Dataset entries
◆ ◆ ◆ ◆
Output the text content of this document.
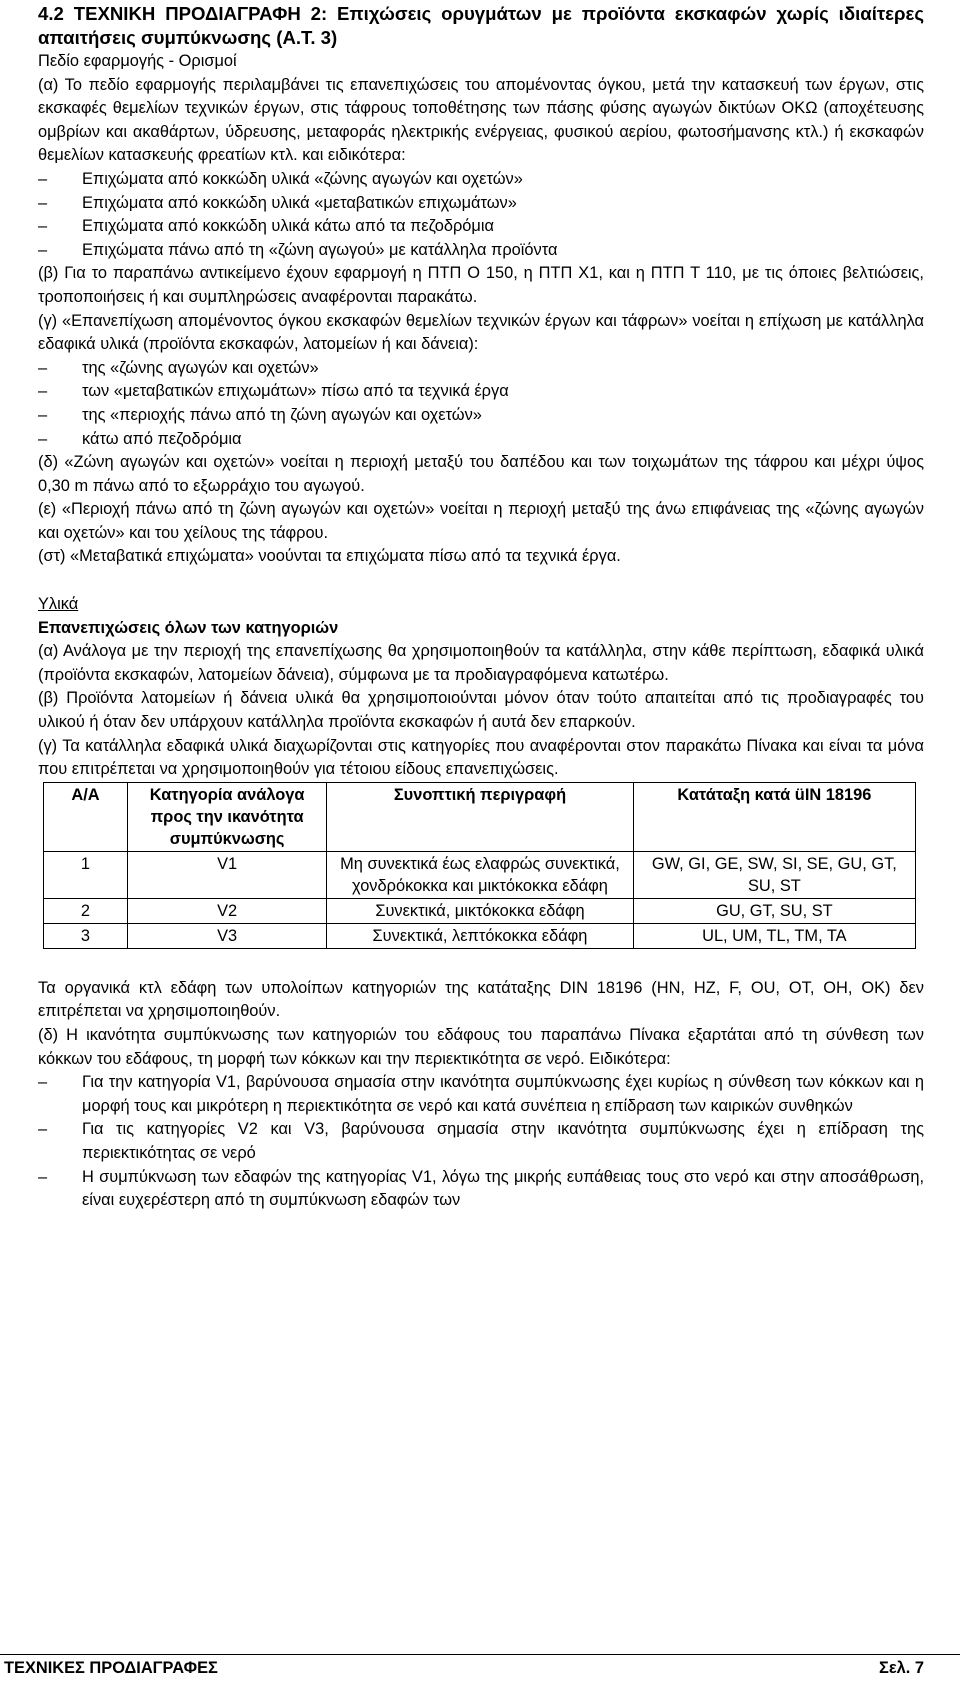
4.2 ΤΕΧΝΙΚΗ ΠΡΟΔΙΑΓΡΑΦΗ 2: Επιχώσεις ορυγμάτων με προϊόντα εκσκαφών χωρίς ιδιαίτερες απαιτήσεις συμπύκνωσης (Α.Τ. 3)

Πεδίο εφαρμογής - Ορισμοί

(α) Το πεδίο εφαρμογής περιλαμβάνει τις επανεπιχώσεις του απομένοντας όγκου, μετά την κατασκευή των έργων, στις εκσκαφές θεμελίων τεχνικών έργων, στις τάφρους τοποθέτησης των πάσης φύσης αγωγών δικτύων ΟΚΩ (αποχέτευσης ομβρίων και ακαθάρτων, ύδρευσης, μεταφοράς ηλεκτρικής ενέργειας, φυσικού αερίου, φωτοσήμανσης κτλ.) ή εκσκαφών θεμελίων κατασκευής φρεατίων κτλ. και ειδικότερα:

–	Επιχώματα από κοκκώδη υλικά «ζώνης αγωγών και οχετών»
–	Επιχώματα από κοκκώδη υλικά «μεταβατικών επιχωμάτων»
–	Επιχώματα από κοκκώδη υλικά κάτω από τα πεζοδρόμια
–	Επιχώματα πάνω από τη «ζώνη αγωγού» με κατάλληλα προϊόντα

(β) Για το παραπάνω αντικείμενο έχουν εφαρμογή η ΠΤΠ Ο 150, η ΠΤΠ Χ1, και η ΠΤΠ Τ 110, με τις όποιες βελτιώσεις, τροποποιήσεις ή και συμπληρώσεις αναφέρονται παρακάτω.

(γ) «Επανεπίχωση απομένοντος όγκου εκσκαφών θεμελίων τεχνικών έργων και τάφρων» νοείται η επίχωση με κατάλληλα εδαφικά υλικά (προϊόντα εκσκαφών, λατομείων ή και δάνεια):

–	της «ζώνης αγωγών και οχετών»
–	των «μεταβατικών επιχωμάτων» πίσω από τα τεχνικά έργα
–	της «περιοχής πάνω από τη ζώνη αγωγών και οχετών»
–	κάτω από πεζοδρόμια

(δ) «Ζώνη αγωγών και οχετών» νοείται η περιοχή μεταξύ του δαπέδου και των τοιχωμάτων της τάφρου και μέχρι ύψος 0,30 m πάνω από το εξωρράχιο του αγωγού.

(ε) «Περιοχή πάνω από τη ζώνη αγωγών και οχετών» νοείται η περιοχή μεταξύ της άνω επιφάνειας της «ζώνης αγωγών και οχετών» και του χείλους της τάφρου.

(στ) «Μεταβατικά επιχώματα» νοούνται τα επιχώματα πίσω από τα τεχνικά έργα.

Υλικά

Επανεπιχώσεις όλων των κατηγοριών

(α) Ανάλογα με την περιοχή της επανεπίχωσης θα χρησιμοποιηθούν τα κατάλληλα, στην κάθε περίπτωση, εδαφικά υλικά (προϊόντα εκσκαφών, λατομείων δάνεια), σύμφωνα με τα προδιαγραφόμενα κατωτέρω.

(β) Προϊόντα λατομείων ή δάνεια υλικά θα χρησιμοποιούνται μόνον όταν τούτο απαιτείται από τις προδιαγραφές του υλικού ή όταν δεν υπάρχουν κατάλληλα προϊόντα εκσκαφών ή αυτά δεν επαρκούν.

(γ) Τα κατάλληλα εδαφικά υλικά διαχωρίζονται στις κατηγορίες που αναφέρονται στον παρακάτω Πίνακα και είναι τα μόνα που επιτρέπεται να χρησιμοποιηθούν για τέτοιου είδους επανεπιχώσεις.

Α/Α	Κατηγορία ανάλογα προς την ικανότητα συμπύκνωσης	Συνοπτική περιγραφή	Κατάταξη κατά üIN 18196
1	V1	Μη συνεκτικά έως ελαφρώς συνεκτικά, χονδρόκοκκα και μικτόκοκκα εδάφη	GW, GI, GE, SW, SI, SE, GU, GT, SU, ST
2	V2	Συνεκτικά, μικτόκοκκα εδάφη	GU, GT, SU, ST
3	V3	Συνεκτικά, λεπτόκοκκα εδάφη	UL, UM, TL, TM, TA

Τα οργανικά κτλ εδάφη των υπολοίπων κατηγοριών της κατάταξης DIN 18196 (HN, HZ, F, OU, OT, OH, OK) δεν επιτρέπεται να χρησιμοποιηθούν.

(δ) Η ικανότητα συμπύκνωσης των κατηγοριών του εδάφους του παραπάνω Πίνακα εξαρτάται από τη σύνθεση των κόκκων του εδάφους, τη μορφή των κόκκων και την περιεκτικότητα σε νερό. Ειδικότερα:

–	Για την κατηγορία V1, βαρύνουσα σημασία στην ικανότητα συμπύκνωσης έχει κυρίως η σύνθεση των κόκκων και η μορφή τους και μικρότερη η περιεκτικότητα σε νερό και κατά συνέπεια η επίδραση των καιρικών συνθηκών
–	Για τις κατηγορίες V2 και V3, βαρύνουσα σημασία στην ικανότητα συμπύκνωσης έχει η επίδραση της περιεκτικότητας σε νερό
–	Η συμπύκνωση των εδαφών της κατηγορίας V1, λόγω της μικρής ευπάθειας τους στο νερό και στην αποσάθρωση, είναι ευχερέστερη από τη συμπύκνωση εδαφών των
ΤΕΧΝΙΚΕΣ ΠΡΟΔΙΑΓΡΑΦΕΣ	Σελ. 7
◆ ◆ ◆ ◆
The request:
Write out the whole listing exactly, and drop the pictures.

Task result:
Output the text content of this document.
4.2 ΤΕΧΝΙΚΗ ΠΡΟΔΙΑΓΡΑΦΗ 2: Επιχώσεις ορυγμάτων με προϊόντα εκσκαφών χωρίς ιδιαίτερες απαιτήσεις συμπύκνωσης (Α.Τ. 3)

Πεδίο εφαρμογής - Ορισμοί

(α) Το πεδίο εφαρμογής περιλαμβάνει τις επανεπιχώσεις του απομένοντας όγκου, μετά την κατασκευή των έργων, στις εκσκαφές θεμελίων τεχνικών έργων, στις τάφρους τοποθέτησης των πάσης φύσης αγωγών δικτύων ΟΚΩ (αποχέτευσης ομβρίων και ακαθάρτων, ύδρευσης, μεταφοράς ηλεκτρικής ενέργειας, φυσικού αερίου, φωτοσήμανσης κτλ.) ή εκσκαφών θεμελίων κατασκευής φρεατίων κτλ. και ειδικότερα:

–	Επιχώματα από κοκκώδη υλικά «ζώνης αγωγών και οχετών»
–	Επιχώματα από κοκκώδη υλικά «μεταβατικών επιχωμάτων»
–	Επιχώματα από κοκκώδη υλικά κάτω από τα πεζοδρόμια
–	Επιχώματα πάνω από τη «ζώνη αγωγού» με κατάλληλα προϊόντα

(β) Για το παραπάνω αντικείμενο έχουν εφαρμογή η ΠΤΠ Ο 150, η ΠΤΠ Χ1, και η ΠΤΠ Τ 110, με τις όποιες βελτιώσεις, τροποποιήσεις ή και συμπληρώσεις αναφέρονται παρακάτω.

(γ) «Επανεπίχωση απομένοντος όγκου εκσκαφών θεμελίων τεχνικών έργων και τάφρων» νοείται η επίχωση με κατάλληλα εδαφικά υλικά (προϊόντα εκσκαφών, λατομείων ή και δάνεια):

–	της «ζώνης αγωγών και οχετών»
–	των «μεταβατικών επιχωμάτων» πίσω από τα τεχνικά έργα
–	της «περιοχής πάνω από τη ζώνη αγωγών και οχετών»
–	κάτω από πεζοδρόμια

(δ) «Ζώνη αγωγών και οχετών» νοείται η περιοχή μεταξύ του δαπέδου και των τοιχωμάτων της τάφρου και μέχρι ύψος 0,30 m πάνω από το εξωρράχιο του αγωγού.

(ε) «Περιοχή πάνω από τη ζώνη αγωγών και οχετών» νοείται η περιοχή μεταξύ της άνω επιφάνειας της «ζώνης αγωγών και οχετών» και του χείλους της τάφρου.

(στ) «Μεταβατικά επιχώματα» νοούνται τα επιχώματα πίσω από τα τεχνικά έργα.

Υλικά

Επανεπιχώσεις όλων των κατηγοριών

(α) Ανάλογα με την περιοχή της επανεπίχωσης θα χρησιμοποιηθούν τα κατάλληλα, στην κάθε περίπτωση, εδαφικά υλικά (προϊόντα εκσκαφών, λατομείων δάνεια), σύμφωνα με τα προδιαγραφόμενα κατωτέρω.

(β) Προϊόντα λατομείων ή δάνεια υλικά θα χρησιμοποιούνται μόνον όταν τούτο απαιτείται από τις προδιαγραφές του υλικού ή όταν δεν υπάρχουν κατάλληλα προϊόντα εκσκαφών ή αυτά δεν επαρκούν.

(γ) Τα κατάλληλα εδαφικά υλικά διαχωρίζονται στις κατηγορίες που αναφέρονται στον παρακάτω Πίνακα και είναι τα μόνα που επιτρέπεται να χρησιμοποιηθούν για τέτοιου είδους επανεπιχώσεις.

Α/Α	Κατηγορία ανάλογα προς την ικανότητα συμπύκνωσης	Συνοπτική περιγραφή	Κατάταξη κατά üIN 18196
1	V1	Μη συνεκτικά έως ελαφρώς συνεκτικά, χονδρόκοκκα και μικτόκοκκα εδάφη	GW, GI, GE, SW, SI, SE, GU, GT, SU, ST
2	V2	Συνεκτικά, μικτόκοκκα εδάφη	GU, GT, SU, ST
3	V3	Συνεκτικά, λεπτόκοκκα εδάφη	UL, UM, TL, TM, TA

Τα οργανικά κτλ εδάφη των υπολοίπων κατηγοριών της κατάταξης DIN 18196 (HN, HZ, F, OU, OT, OH, OK) δεν επιτρέπεται να χρησιμοποιηθούν.

(δ) Η ικανότητα συμπύκνωσης των κατηγοριών του εδάφους του παραπάνω Πίνακα εξαρτάται από τη σύνθεση των κόκκων του εδάφους, τη μορφή των κόκκων και την περιεκτικότητα σε νερό. Ειδικότερα:

–	Για την κατηγορία V1, βαρύνουσα σημασία στην ικανότητα συμπύκνωσης έχει κυρίως η σύνθεση των κόκκων και η μορφή τους και μικρότερη η περιεκτικότητα σε νερό και κατά συνέπεια η επίδραση των καιρικών συνθηκών
–	Για τις κατηγορίες V2 και V3, βαρύνουσα σημασία στην ικανότητα συμπύκνωσης έχει η επίδραση της περιεκτικότητας σε νερό
–	Η συμπύκνωση των εδαφών της κατηγορίας V1, λόγω της μικρής ευπάθειας τους στο νερό και στην αποσάθρωση, είναι ευχερέστερη από τη συμπύκνωση εδαφών των
ΤΕΧΝΙΚΕΣ ΠΡΟΔΙΑΓΡΑΦΕΣ	Σελ. 7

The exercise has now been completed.